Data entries
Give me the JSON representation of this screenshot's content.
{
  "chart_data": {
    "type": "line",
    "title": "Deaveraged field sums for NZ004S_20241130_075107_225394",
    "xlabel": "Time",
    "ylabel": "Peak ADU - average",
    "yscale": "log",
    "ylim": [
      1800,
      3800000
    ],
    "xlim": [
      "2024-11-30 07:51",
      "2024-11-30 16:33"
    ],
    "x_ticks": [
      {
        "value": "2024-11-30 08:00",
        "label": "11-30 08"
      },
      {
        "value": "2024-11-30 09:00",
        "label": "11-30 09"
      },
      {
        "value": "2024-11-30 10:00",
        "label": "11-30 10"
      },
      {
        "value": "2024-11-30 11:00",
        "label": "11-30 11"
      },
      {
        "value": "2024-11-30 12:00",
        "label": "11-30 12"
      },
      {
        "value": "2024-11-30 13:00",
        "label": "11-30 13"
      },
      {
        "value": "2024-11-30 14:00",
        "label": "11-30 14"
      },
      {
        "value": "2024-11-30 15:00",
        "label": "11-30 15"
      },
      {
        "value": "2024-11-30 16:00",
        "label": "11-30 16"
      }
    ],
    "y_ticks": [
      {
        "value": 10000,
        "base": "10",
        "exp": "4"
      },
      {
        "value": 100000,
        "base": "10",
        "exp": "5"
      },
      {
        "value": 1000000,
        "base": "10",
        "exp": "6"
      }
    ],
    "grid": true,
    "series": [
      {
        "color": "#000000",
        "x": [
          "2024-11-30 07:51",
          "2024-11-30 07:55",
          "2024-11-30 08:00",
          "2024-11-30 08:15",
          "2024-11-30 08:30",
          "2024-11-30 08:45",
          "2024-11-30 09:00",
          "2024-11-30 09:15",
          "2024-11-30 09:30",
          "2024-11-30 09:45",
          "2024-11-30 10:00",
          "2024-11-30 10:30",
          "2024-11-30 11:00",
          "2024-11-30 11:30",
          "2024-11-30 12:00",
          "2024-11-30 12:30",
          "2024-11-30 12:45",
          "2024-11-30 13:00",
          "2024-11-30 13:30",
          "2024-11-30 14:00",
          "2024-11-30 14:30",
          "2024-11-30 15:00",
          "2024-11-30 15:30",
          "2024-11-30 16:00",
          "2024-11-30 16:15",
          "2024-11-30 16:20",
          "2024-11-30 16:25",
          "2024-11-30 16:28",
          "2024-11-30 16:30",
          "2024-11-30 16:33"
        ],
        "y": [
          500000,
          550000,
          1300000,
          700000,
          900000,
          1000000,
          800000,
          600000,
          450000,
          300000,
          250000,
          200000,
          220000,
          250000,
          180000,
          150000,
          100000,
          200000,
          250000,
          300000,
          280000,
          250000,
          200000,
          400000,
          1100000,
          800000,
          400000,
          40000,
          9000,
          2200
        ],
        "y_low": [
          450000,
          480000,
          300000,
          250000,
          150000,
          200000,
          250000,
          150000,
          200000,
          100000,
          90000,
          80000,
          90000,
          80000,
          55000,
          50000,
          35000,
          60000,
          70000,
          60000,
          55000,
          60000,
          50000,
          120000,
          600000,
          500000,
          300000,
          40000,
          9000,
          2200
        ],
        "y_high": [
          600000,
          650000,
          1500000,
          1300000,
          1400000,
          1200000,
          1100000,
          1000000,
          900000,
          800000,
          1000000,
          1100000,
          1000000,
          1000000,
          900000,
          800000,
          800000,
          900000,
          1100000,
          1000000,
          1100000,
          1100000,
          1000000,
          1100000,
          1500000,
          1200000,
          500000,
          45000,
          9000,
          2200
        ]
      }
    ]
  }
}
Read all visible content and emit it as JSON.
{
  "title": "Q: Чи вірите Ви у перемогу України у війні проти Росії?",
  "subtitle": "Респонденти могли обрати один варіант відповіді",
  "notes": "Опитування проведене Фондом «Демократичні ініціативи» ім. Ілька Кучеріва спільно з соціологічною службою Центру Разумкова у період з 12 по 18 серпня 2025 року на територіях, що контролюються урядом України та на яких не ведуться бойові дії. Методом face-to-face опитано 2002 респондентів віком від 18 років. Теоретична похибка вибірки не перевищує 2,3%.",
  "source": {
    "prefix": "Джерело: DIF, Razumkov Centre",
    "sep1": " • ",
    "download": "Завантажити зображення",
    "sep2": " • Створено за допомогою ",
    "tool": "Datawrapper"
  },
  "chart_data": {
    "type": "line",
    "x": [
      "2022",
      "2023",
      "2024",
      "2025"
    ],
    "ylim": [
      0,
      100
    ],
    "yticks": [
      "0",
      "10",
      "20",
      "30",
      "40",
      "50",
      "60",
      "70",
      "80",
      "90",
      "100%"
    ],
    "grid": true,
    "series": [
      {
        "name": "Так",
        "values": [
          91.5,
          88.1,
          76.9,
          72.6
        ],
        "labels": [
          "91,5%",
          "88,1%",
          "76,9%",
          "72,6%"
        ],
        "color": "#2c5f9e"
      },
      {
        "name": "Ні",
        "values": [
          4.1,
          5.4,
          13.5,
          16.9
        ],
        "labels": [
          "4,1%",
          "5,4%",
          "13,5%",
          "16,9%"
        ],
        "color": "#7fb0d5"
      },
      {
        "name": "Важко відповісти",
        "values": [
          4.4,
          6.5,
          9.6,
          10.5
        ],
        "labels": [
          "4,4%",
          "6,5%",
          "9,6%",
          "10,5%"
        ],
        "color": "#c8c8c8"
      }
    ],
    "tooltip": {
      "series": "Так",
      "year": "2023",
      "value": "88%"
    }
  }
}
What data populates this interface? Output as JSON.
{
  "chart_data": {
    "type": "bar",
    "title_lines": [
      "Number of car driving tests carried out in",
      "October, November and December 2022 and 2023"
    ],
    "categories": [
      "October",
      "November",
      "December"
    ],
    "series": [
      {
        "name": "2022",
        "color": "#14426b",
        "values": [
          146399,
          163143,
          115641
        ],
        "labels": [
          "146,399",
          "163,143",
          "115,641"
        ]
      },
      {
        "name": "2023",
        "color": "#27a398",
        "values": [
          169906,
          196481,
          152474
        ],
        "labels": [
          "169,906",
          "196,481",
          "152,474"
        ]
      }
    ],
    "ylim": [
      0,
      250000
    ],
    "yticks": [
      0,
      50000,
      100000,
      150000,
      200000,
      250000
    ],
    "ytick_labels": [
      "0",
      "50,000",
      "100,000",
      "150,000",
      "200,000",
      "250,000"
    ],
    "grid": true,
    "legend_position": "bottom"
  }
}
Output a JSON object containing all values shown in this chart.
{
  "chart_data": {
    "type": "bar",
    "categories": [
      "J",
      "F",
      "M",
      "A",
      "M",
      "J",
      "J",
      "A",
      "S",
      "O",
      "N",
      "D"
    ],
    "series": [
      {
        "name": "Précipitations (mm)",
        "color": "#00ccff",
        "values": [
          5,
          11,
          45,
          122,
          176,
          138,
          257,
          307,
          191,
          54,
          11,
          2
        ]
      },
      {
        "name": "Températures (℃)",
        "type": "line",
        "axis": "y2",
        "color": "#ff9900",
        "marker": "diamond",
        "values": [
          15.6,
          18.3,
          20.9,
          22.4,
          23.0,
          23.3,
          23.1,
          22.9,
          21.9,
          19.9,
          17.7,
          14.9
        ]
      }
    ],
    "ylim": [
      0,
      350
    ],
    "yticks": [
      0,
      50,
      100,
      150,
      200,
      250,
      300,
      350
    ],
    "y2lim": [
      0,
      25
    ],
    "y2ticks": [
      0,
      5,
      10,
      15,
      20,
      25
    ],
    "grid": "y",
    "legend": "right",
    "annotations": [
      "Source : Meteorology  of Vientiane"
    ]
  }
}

→ **TASK PROMPT**: Every record above should be output exactly.

→ **FULL OUTPUT**:
Give me the JSON representation of this screenshot's content.
{
  "chart_data": {
    "type": "line",
    "title": "Deaveraged field sums for NZ004S_20241130_075107_225394",
    "xlabel": "Time",
    "ylabel": "Peak ADU - average",
    "yscale": "log",
    "ylim": [
      1800,
      3800000
    ],
    "xlim": [
      "2024-11-30 07:51",
      "2024-11-30 16:33"
    ],
    "x_ticks": [
      {
        "value": "2024-11-30 08:00",
        "label": "11-30 08"
      },
      {
        "value": "2024-11-30 09:00",
        "label": "11-30 09"
      },
      {
        "value": "2024-11-30 10:00",
        "label": "11-30 10"
      },
      {
        "value": "2024-11-30 11:00",
        "label": "11-30 11"
      },
      {
        "value": "2024-11-30 12:00",
        "label": "11-30 12"
      },
      {
        "value": "2024-11-30 13:00",
        "label": "11-30 13"
      },
      {
        "value": "2024-11-30 14:00",
        "label": "11-30 14"
      },
      {
        "value": "2024-11-30 15:00",
        "label": "11-30 15"
      },
      {
        "value": "2024-11-30 16:00",
        "label": "11-30 16"
      }
    ],
    "y_ticks": [
      {
        "value": 10000,
        "base": "10",
        "exp": "4"
      },
      {
        "value": 100000,
        "base": "10",
        "exp": "5"
      },
      {
        "value": 1000000,
        "base": "10",
        "exp": "6"
      }
    ],
    "grid": true,
    "series": [
      {
        "color": "#000000",
        "x": [
          "2024-11-30 07:51",
          "2024-11-30 07:55",
          "2024-11-30 08:00",
          "2024-11-30 08:15",
          "2024-11-30 08:30",
          "2024-11-30 08:45",
          "2024-11-30 09:00",
          "2024-11-30 09:15",
          "2024-11-30 09:30",
          "2024-11-30 09:45",
          "2024-11-30 10:00",
          "2024-11-30 10:30",
          "2024-11-30 11:00",
          "2024-11-30 11:30",
          "2024-11-30 12:00",
          "2024-11-30 12:30",
          "2024-11-30 12:45",
          "2024-11-30 13:00",
          "2024-11-30 13:30",
          "2024-11-30 14:00",
          "2024-11-30 14:30",
          "2024-11-30 15:00",
          "2024-11-30 15:30",
          "2024-11-30 16:00",
          "2024-11-30 16:15",
          "2024-11-30 16:20",
          "2024-11-30 16:25",
          "2024-11-30 16:28",
          "2024-11-30 16:30",
          "2024-11-30 16:33"
        ],
        "y": [
          500000,
          550000,
          1300000,
          700000,
          900000,
          1000000,
          800000,
          600000,
          450000,
          300000,
          250000,
          200000,
          220000,
          250000,
          180000,
          150000,
          100000,
          200000,
          250000,
          300000,
          280000,
          250000,
          200000,
          400000,
          1100000,
          800000,
          400000,
          40000,
          9000,
          2200
        ],
        "y_low": [
          450000,
          480000,
          300000,
          250000,
          150000,
          200000,
          250000,
          150000,
          200000,
          100000,
          90000,
          80000,
          90000,
          80000,
          55000,
          50000,
          35000,
          60000,
          70000,
          60000,
          55000,
          60000,
          50000,
          120000,
          600000,
          500000,
          300000,
          40000,
          9000,
          2200
        ],
        "y_high": [
          600000,
          650000,
          1500000,
          1300000,
          1400000,
          1200000,
          1100000,
          1000000,
          900000,
          800000,
          1000000,
          1100000,
          1000000,
          1000000,
          900000,
          800000,
          800000,
          900000,
          1100000,
          1000000,
          1100000,
          1100000,
          1000000,
          1100000,
          1500000,
          1200000,
          500000,
          45000,
          9000,
          2200
        ]
      }
    ]
  }
}
Read all visible content and emit it as JSON.
{
  "title": "Q: Чи вірите Ви у перемогу України у війні проти Росії?",
  "subtitle": "Респонденти могли обрати один варіант відповіді",
  "notes": "Опитування проведене Фондом «Демократичні ініціативи» ім. Ілька Кучеріва спільно з соціологічною службою Центру Разумкова у період з 12 по 18 серпня 2025 року на територіях, що контролюються урядом України та на яких не ведуться бойові дії. Методом face-to-face опитано 2002 респондентів віком від 18 років. Теоретична похибка вибірки не перевищує 2,3%.",
  "source": {
    "prefix": "Джерело: DIF, Razumkov Centre",
    "sep1": " • ",
    "download": "Завантажити зображення",
    "sep2": " • Створено за допомогою ",
    "tool": "Datawrapper"
  },
  "chart_data": {
    "type": "line",
    "x": [
      "2022",
      "2023",
      "2024",
      "2025"
    ],
    "ylim": [
      0,
      100
    ],
    "yticks": [
      "0",
      "10",
      "20",
      "30",
      "40",
      "50",
      "60",
      "70",
      "80",
      "90",
      "100%"
    ],
    "grid": true,
    "series": [
      {
        "name": "Так",
        "values": [
          91.5,
          88.1,
          76.9,
          72.6
        ],
        "labels": [
          "91,5%",
          "88,1%",
          "76,9%",
          "72,6%"
        ],
        "color": "#2c5f9e"
      },
      {
        "name": "Ні",
        "values": [
          4.1,
          5.4,
          13.5,
          16.9
        ],
        "labels": [
          "4,1%",
          "5,4%",
          "13,5%",
          "16,9%"
        ],
        "color": "#7fb0d5"
      },
      {
        "name": "Важко відповісти",
        "values": [
          4.4,
          6.5,
          9.6,
          10.5
        ],
        "labels": [
          "4,4%",
          "6,5%",
          "9,6%",
          "10,5%"
        ],
        "color": "#c8c8c8"
      }
    ],
    "tooltip": {
      "series": "Так",
      "year": "2023",
      "value": "88%"
    }
  }
}
What data populates this interface? Output as JSON.
{
  "chart_data": {
    "type": "bar",
    "title_lines": [
      "Number of car driving tests carried out in",
      "October, November and December 2022 and 2023"
    ],
    "categories": [
      "October",
      "November",
      "December"
    ],
    "series": [
      {
        "name": "2022",
        "color": "#14426b",
        "values": [
          146399,
          163143,
          115641
        ],
        "labels": [
          "146,399",
          "163,143",
          "115,641"
        ]
      },
      {
        "name": "2023",
        "color": "#27a398",
        "values": [
          169906,
          196481,
          152474
        ],
        "labels": [
          "169,906",
          "196,481",
          "152,474"
        ]
      }
    ],
    "ylim": [
      0,
      250000
    ],
    "yticks": [
      0,
      50000,
      100000,
      150000,
      200000,
      250000
    ],
    "ytick_labels": [
      "0",
      "50,000",
      "100,000",
      "150,000",
      "200,000",
      "250,000"
    ],
    "grid": true,
    "legend_position": "bottom"
  }
}
Output a JSON object containing all values shown in this chart.
{
  "chart_data": {
    "type": "bar",
    "categories": [
      "J",
      "F",
      "M",
      "A",
      "M",
      "J",
      "J",
      "A",
      "S",
      "O",
      "N",
      "D"
    ],
    "series": [
      {
        "name": "Précipitations (mm)",
        "color": "#00ccff",
        "values": [
          5,
          11,
          45,
          122,
          176,
          138,
          257,
          307,
          191,
          54,
          11,
          2
        ]
      },
      {
        "name": "Températures (℃)",
        "type": "line",
        "axis": "y2",
        "color": "#ff9900",
        "marker": "diamond",
        "values": [
          15.6,
          18.3,
          20.9,
          22.4,
          23.0,
          23.3,
          23.1,
          22.9,
          21.9,
          19.9,
          17.7,
          14.9
        ]
      }
    ],
    "ylim": [
      0,
      350
    ],
    "yticks": [
      0,
      50,
      100,
      150,
      200,
      250,
      300,
      350
    ],
    "y2lim": [
      0,
      25
    ],
    "y2ticks": [
      0,
      5,
      10,
      15,
      20,
      25
    ],
    "grid": "y",
    "legend": "right",
    "annotations": [
      "Source : Meteorology  of Vientiane"
    ]
  }
}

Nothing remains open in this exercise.